▶ [DATA FOR THIS TASK]:

━━━━━━━━━━

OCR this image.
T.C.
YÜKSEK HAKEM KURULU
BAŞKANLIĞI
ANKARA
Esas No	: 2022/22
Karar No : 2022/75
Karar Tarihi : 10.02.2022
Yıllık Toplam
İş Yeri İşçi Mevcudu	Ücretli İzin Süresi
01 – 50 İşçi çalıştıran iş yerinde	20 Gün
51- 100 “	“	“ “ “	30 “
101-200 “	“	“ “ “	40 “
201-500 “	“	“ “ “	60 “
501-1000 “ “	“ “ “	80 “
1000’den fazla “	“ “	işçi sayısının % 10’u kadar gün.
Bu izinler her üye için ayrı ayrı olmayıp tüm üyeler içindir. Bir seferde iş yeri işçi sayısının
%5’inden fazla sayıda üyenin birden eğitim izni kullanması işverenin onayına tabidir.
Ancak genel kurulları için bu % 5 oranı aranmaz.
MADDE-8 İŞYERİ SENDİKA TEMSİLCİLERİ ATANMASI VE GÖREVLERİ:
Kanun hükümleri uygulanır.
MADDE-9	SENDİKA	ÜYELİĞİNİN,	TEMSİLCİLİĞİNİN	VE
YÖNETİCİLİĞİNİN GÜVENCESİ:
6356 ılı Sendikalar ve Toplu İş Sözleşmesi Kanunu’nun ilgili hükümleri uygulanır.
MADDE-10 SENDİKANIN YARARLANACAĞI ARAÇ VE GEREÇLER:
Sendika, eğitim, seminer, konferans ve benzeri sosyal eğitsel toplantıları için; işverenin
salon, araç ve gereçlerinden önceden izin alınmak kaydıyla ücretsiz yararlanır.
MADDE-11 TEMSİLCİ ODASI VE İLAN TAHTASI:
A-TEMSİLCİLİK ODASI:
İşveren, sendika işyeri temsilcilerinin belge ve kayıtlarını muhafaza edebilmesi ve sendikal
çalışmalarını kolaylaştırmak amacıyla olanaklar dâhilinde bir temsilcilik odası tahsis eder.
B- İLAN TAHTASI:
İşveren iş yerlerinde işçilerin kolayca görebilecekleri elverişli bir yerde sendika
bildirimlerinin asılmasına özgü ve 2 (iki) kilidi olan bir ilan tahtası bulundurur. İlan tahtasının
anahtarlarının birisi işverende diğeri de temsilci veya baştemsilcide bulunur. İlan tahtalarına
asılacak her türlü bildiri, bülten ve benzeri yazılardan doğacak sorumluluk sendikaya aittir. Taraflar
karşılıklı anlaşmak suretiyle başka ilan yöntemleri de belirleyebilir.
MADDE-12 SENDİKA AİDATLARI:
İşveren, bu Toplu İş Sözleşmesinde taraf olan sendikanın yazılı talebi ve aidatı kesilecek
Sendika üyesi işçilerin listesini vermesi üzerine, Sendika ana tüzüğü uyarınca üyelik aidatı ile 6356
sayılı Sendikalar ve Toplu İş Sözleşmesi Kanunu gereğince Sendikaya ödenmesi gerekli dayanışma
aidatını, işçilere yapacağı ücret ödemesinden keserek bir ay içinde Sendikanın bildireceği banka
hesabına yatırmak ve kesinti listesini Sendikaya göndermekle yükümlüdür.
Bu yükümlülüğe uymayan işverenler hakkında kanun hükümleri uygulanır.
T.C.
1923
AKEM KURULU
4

━━━━━━━━━━

▶ [EXERCISE DESCRIPTION]:
Return, from the data, each line that has the word "İşveren" in it.

▶ [RESULT OF THE TASK]:
İşveren, sendika işyeri temsilcilerinin belge ve kayıtlarını muhafaza edebilmesi ve sendikal
İşveren iş yerlerinde işçilerin kolayca görebilecekleri elverişli bir yerde sendika
İşveren, bu Toplu İş Sözleşmesinde taraf olan sendikanın yazılı talebi ve aidatı kesilecek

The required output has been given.